[Stored data]
·····

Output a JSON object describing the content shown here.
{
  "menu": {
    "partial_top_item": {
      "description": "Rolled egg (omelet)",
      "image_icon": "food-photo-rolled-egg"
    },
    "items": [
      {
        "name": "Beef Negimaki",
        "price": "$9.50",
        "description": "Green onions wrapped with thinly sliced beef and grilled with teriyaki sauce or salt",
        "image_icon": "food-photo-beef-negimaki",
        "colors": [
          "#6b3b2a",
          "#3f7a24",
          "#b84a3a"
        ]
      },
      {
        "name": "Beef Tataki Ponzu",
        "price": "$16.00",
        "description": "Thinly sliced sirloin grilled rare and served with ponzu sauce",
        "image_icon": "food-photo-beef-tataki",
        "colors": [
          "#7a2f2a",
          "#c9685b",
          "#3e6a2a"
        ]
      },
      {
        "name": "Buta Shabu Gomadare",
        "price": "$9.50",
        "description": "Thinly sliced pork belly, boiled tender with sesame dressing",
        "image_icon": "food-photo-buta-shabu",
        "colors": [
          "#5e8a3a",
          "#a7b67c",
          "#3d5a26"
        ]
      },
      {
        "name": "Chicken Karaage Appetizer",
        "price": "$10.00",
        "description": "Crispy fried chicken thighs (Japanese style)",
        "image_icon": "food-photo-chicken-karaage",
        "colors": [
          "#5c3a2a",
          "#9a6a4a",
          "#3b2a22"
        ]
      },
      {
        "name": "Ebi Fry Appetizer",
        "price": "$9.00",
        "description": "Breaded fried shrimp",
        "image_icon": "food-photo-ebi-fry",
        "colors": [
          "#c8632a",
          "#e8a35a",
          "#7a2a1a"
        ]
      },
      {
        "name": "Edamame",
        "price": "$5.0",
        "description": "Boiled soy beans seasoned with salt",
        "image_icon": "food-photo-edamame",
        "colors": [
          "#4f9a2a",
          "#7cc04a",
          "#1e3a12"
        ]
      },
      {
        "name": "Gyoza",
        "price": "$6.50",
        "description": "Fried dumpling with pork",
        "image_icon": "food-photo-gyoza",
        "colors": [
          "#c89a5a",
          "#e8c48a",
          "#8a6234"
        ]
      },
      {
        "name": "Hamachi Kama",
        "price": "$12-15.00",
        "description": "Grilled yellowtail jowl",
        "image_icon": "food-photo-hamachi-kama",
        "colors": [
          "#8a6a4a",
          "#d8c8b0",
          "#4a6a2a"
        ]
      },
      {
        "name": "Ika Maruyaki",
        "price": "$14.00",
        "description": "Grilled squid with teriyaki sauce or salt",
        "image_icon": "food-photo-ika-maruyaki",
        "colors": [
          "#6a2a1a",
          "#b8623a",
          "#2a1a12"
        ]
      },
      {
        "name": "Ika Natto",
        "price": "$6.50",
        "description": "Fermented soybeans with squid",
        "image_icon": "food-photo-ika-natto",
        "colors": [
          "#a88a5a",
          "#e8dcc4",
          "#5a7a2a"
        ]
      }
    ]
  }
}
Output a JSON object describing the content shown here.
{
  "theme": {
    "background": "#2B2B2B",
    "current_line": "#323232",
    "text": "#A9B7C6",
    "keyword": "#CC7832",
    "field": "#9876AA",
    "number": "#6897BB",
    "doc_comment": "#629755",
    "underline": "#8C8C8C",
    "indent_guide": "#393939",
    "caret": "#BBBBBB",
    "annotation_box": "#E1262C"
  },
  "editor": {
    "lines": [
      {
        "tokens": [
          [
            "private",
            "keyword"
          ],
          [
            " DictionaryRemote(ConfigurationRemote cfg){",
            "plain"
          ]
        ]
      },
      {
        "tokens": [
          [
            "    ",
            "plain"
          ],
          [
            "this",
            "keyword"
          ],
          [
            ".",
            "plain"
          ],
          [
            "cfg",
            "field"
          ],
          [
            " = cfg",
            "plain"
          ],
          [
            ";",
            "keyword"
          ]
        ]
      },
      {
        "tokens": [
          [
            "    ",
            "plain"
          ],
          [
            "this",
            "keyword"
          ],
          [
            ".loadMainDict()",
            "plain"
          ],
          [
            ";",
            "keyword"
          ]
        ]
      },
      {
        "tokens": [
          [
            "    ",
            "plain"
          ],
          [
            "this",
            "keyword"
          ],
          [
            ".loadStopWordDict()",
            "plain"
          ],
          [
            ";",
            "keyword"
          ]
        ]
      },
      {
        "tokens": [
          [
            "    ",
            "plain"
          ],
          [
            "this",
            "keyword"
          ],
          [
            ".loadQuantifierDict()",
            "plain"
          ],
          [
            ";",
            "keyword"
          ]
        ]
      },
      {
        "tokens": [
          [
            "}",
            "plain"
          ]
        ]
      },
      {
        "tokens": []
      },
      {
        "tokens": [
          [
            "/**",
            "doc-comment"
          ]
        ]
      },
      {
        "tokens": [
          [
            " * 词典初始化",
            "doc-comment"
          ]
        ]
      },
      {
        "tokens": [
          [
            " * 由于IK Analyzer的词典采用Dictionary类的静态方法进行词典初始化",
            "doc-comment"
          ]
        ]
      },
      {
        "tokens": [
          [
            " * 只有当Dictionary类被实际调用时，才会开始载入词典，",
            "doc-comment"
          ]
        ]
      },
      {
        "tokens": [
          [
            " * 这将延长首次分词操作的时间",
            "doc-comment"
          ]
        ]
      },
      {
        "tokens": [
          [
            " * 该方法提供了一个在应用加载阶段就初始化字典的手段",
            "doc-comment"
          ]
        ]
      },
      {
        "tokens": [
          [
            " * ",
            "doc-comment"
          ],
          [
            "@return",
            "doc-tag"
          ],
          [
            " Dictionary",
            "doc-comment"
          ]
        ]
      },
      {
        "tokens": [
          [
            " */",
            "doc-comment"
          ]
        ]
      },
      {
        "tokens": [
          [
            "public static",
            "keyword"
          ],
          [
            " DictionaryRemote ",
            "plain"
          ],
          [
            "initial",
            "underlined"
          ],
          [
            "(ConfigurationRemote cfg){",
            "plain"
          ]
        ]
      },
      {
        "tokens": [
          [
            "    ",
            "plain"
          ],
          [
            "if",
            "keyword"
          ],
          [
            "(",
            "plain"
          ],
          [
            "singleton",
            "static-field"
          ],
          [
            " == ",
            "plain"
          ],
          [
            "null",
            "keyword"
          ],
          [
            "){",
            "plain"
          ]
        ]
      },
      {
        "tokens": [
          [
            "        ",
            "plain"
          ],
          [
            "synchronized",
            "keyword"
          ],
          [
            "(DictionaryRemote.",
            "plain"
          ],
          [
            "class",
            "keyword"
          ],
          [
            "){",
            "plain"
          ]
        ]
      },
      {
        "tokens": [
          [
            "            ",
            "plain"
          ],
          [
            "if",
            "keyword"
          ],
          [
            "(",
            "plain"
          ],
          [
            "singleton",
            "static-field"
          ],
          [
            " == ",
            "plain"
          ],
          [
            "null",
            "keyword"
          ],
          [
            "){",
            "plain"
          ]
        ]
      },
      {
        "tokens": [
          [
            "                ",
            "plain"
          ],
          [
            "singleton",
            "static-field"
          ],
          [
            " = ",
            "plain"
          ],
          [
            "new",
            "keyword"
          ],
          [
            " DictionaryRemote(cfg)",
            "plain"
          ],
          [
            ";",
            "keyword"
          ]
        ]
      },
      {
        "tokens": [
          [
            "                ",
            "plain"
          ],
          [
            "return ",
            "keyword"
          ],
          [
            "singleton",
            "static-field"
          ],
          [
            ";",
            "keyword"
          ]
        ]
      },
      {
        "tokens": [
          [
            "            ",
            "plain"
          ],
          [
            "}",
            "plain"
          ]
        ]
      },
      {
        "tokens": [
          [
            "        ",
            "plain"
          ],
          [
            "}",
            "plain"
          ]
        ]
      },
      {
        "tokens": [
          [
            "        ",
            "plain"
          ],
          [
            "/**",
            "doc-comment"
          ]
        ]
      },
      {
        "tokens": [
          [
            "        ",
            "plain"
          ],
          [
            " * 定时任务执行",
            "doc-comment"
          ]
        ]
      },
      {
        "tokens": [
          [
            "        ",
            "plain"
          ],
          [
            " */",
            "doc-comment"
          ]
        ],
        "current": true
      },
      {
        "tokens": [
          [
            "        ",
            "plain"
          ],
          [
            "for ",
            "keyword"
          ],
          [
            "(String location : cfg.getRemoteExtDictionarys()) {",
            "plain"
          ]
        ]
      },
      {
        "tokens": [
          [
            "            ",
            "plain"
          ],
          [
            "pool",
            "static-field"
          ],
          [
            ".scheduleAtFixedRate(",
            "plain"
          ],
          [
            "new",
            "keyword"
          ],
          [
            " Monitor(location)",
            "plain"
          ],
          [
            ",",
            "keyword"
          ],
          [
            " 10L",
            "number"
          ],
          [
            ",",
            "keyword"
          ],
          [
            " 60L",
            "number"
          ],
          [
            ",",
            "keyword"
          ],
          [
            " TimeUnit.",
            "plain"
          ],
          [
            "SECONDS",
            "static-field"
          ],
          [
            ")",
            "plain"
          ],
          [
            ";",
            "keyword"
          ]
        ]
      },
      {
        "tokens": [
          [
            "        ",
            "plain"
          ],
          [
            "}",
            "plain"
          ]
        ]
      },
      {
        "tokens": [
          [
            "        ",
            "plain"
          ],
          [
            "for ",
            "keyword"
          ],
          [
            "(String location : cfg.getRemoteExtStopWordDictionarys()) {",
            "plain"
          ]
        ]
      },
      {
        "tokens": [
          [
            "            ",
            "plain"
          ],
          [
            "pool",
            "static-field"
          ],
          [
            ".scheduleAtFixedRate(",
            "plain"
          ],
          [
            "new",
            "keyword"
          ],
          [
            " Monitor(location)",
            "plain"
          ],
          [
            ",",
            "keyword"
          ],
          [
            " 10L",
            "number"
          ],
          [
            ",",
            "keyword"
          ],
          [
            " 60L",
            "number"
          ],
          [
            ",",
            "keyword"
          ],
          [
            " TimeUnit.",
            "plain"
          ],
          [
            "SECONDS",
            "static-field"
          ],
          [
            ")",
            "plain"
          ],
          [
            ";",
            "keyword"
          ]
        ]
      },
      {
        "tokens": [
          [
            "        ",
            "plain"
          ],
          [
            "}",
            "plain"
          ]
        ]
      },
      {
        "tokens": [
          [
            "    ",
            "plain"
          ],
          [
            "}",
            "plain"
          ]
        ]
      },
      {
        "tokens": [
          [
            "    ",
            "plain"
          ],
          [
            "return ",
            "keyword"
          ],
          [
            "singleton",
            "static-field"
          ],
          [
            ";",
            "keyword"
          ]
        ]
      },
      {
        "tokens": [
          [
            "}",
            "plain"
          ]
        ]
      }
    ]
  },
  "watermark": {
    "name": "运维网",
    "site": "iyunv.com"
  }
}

·····

* _Your instructions_
Select the lines that carry the string "squid" and copy them.

* _Finished answer_
        "description": "Grilled squid with teriyaki sauce or salt",
        "description": "Fermented soybeans with squid",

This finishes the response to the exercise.